TASK DESCRIPTION: Print the listing below exactly.
[start of DATA SHOWN]
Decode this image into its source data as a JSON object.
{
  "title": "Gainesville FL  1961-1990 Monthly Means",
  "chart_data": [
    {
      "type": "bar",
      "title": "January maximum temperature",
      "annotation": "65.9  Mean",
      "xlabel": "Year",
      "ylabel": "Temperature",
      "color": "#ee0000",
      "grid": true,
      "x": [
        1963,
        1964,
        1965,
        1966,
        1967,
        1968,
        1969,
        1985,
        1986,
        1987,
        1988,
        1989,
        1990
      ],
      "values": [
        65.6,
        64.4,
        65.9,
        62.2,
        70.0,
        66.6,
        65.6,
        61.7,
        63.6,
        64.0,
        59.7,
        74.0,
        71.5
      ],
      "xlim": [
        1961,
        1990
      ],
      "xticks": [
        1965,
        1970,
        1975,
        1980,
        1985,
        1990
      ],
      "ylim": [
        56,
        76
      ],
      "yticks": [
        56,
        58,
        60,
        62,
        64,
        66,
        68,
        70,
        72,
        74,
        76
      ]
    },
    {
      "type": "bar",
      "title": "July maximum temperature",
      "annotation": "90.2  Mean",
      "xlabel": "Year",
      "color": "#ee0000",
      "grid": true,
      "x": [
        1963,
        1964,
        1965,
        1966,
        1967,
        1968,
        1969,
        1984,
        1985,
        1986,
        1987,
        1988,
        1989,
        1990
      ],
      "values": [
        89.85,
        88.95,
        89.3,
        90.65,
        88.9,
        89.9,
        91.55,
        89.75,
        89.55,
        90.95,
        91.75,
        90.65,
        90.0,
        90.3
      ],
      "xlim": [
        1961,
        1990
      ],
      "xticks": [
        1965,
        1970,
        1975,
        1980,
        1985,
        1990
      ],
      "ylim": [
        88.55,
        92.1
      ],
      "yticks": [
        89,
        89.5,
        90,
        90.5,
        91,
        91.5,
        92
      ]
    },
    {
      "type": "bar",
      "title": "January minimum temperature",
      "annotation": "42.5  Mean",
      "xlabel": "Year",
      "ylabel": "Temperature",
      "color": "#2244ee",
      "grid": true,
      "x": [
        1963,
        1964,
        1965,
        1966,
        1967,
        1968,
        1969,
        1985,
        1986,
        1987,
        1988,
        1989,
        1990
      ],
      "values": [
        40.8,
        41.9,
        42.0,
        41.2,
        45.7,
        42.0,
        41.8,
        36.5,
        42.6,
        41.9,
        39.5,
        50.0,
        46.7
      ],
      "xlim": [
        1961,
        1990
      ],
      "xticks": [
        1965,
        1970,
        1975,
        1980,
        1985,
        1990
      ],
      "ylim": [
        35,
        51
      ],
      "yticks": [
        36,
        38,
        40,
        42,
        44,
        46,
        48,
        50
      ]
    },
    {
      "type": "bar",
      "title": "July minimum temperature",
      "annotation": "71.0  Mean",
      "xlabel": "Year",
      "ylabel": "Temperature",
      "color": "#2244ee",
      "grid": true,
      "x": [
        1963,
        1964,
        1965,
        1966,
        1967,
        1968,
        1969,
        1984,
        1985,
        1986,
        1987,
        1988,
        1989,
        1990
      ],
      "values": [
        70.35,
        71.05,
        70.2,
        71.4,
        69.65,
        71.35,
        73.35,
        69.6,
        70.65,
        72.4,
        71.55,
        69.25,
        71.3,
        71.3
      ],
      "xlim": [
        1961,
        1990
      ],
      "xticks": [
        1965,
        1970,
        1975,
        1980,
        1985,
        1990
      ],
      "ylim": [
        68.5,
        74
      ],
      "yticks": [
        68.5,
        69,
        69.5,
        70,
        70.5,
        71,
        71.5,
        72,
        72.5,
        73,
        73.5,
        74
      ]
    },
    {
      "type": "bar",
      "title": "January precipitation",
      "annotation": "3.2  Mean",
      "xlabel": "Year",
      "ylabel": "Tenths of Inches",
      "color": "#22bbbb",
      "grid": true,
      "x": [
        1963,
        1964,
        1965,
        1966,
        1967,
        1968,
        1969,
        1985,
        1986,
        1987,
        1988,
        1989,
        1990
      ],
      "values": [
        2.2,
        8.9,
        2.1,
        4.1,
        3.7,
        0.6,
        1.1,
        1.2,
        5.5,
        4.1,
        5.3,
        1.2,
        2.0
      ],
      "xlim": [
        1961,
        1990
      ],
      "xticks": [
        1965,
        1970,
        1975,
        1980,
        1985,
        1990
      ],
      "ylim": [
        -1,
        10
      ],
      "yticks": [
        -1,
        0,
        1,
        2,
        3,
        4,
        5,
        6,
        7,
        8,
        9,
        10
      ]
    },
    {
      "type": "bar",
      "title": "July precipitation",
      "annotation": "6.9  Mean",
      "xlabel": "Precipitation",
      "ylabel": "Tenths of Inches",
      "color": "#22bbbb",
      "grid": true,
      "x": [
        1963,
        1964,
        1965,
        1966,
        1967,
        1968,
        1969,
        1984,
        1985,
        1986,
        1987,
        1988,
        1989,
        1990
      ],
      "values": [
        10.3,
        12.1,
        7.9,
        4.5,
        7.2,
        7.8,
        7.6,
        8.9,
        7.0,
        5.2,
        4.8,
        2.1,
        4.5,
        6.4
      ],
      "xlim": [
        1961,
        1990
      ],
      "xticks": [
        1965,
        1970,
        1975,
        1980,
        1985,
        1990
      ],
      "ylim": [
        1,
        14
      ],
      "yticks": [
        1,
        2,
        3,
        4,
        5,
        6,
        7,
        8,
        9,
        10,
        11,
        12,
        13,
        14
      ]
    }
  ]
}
[end of DATA SHOWN]
THE SOLUTION:
Decode this image into its source data as a JSON object.
{
  "title": "Gainesville FL  1961-1990 Monthly Means",
  "chart_data": [
    {
      "type": "bar",
      "title": "January maximum temperature",
      "annotation": "65.9  Mean",
      "xlabel": "Year",
      "ylabel": "Temperature",
      "color": "#ee0000",
      "grid": true,
      "x": [
        1963,
        1964,
        1965,
        1966,
        1967,
        1968,
        1969,
        1985,
        1986,
        1987,
        1988,
        1989,
        1990
      ],
      "values": [
        65.6,
        64.4,
        65.9,
        62.2,
        70.0,
        66.6,
        65.6,
        61.7,
        63.6,
        64.0,
        59.7,
        74.0,
        71.5
      ],
      "xlim": [
        1961,
        1990
      ],
      "xticks": [
        1965,
        1970,
        1975,
        1980,
        1985,
        1990
      ],
      "ylim": [
        56,
        76
      ],
      "yticks": [
        56,
        58,
        60,
        62,
        64,
        66,
        68,
        70,
        72,
        74,
        76
      ]
    },
    {
      "type": "bar",
      "title": "July maximum temperature",
      "annotation": "90.2  Mean",
      "xlabel": "Year",
      "color": "#ee0000",
      "grid": true,
      "x": [
        1963,
        1964,
        1965,
        1966,
        1967,
        1968,
        1969,
        1984,
        1985,
        1986,
        1987,
        1988,
        1989,
        1990
      ],
      "values": [
        89.85,
        88.95,
        89.3,
        90.65,
        88.9,
        89.9,
        91.55,
        89.75,
        89.55,
        90.95,
        91.75,
        90.65,
        90.0,
        90.3
      ],
      "xlim": [
        1961,
        1990
      ],
      "xticks": [
        1965,
        1970,
        1975,
        1980,
        1985,
        1990
      ],
      "ylim": [
        88.55,
        92.1
      ],
      "yticks": [
        89,
        89.5,
        90,
        90.5,
        91,
        91.5,
        92
      ]
    },
    {
      "type": "bar",
      "title": "January minimum temperature",
      "annotation": "42.5  Mean",
      "xlabel": "Year",
      "ylabel": "Temperature",
      "color": "#2244ee",
      "grid": true,
      "x": [
        1963,
        1964,
        1965,
        1966,
        1967,
        1968,
        1969,
        1985,
        1986,
        1987,
        1988,
        1989,
        1990
      ],
      "values": [
        40.8,
        41.9,
        42.0,
        41.2,
        45.7,
        42.0,
        41.8,
        36.5,
        42.6,
        41.9,
        39.5,
        50.0,
        46.7
      ],
      "xlim": [
        1961,
        1990
      ],
      "xticks": [
        1965,
        1970,
        1975,
        1980,
        1985,
        1990
      ],
      "ylim": [
        35,
        51
      ],
      "yticks": [
        36,
        38,
        40,
        42,
        44,
        46,
        48,
        50
      ]
    },
    {
      "type": "bar",
      "title": "July minimum temperature",
      "annotation": "71.0  Mean",
      "xlabel": "Year",
      "ylabel": "Temperature",
      "color": "#2244ee",
      "grid": true,
      "x": [
        1963,
        1964,
        1965,
        1966,
        1967,
        1968,
        1969,
        1984,
        1985,
        1986,
        1987,
        1988,
        1989,
        1990
      ],
      "values": [
        70.35,
        71.05,
        70.2,
        71.4,
        69.65,
        71.35,
        73.35,
        69.6,
        70.65,
        72.4,
        71.55,
        69.25,
        71.3,
        71.3
      ],
      "xlim": [
        1961,
        1990
      ],
      "xticks": [
        1965,
        1970,
        1975,
        1980,
        1985,
        1990
      ],
      "ylim": [
        68.5,
        74
      ],
      "yticks": [
        68.5,
        69,
        69.5,
        70,
        70.5,
        71,
        71.5,
        72,
        72.5,
        73,
        73.5,
        74
      ]
    },
    {
      "type": "bar",
      "title": "January precipitation",
      "annotation": "3.2  Mean",
      "xlabel": "Year",
      "ylabel": "Tenths of Inches",
      "color": "#22bbbb",
      "grid": true,
      "x": [
        1963,
        1964,
        1965,
        1966,
        1967,
        1968,
        1969,
        1985,
        1986,
        1987,
        1988,
        1989,
        1990
      ],
      "values": [
        2.2,
        8.9,
        2.1,
        4.1,
        3.7,
        0.6,
        1.1,
        1.2,
        5.5,
        4.1,
        5.3,
        1.2,
        2.0
      ],
      "xlim": [
        1961,
        1990
      ],
      "xticks": [
        1965,
        1970,
        1975,
        1980,
        1985,
        1990
      ],
      "ylim": [
        -1,
        10
      ],
      "yticks": [
        -1,
        0,
        1,
        2,
        3,
        4,
        5,
        6,
        7,
        8,
        9,
        10
      ]
    },
    {
      "type": "bar",
      "title": "July precipitation",
      "annotation": "6.9  Mean",
      "xlabel": "Precipitation",
      "ylabel": "Tenths of Inches",
      "color": "#22bbbb",
      "grid": true,
      "x": [
        1963,
        1964,
        1965,
        1966,
        1967,
        1968,
        1969,
        1984,
        1985,
        1986,
        1987,
        1988,
        1989,
        1990
      ],
      "values": [
        10.3,
        12.1,
        7.9,
        4.5,
        7.2,
        7.8,
        7.6,
        8.9,
        7.0,
        5.2,
        4.8,
        2.1,
        4.5,
        6.4
      ],
      "xlim": [
        1961,
        1990
      ],
      "xticks": [
        1965,
        1970,
        1975,
        1980,
        1985,
        1990
      ],
      "ylim": [
        1,
        14
      ],
      "yticks": [
        1,
        2,
        3,
        4,
        5,
        6,
        7,
        8,
        9,
        10,
        11,
        12,
        13,
        14
      ]
    }
  ]
}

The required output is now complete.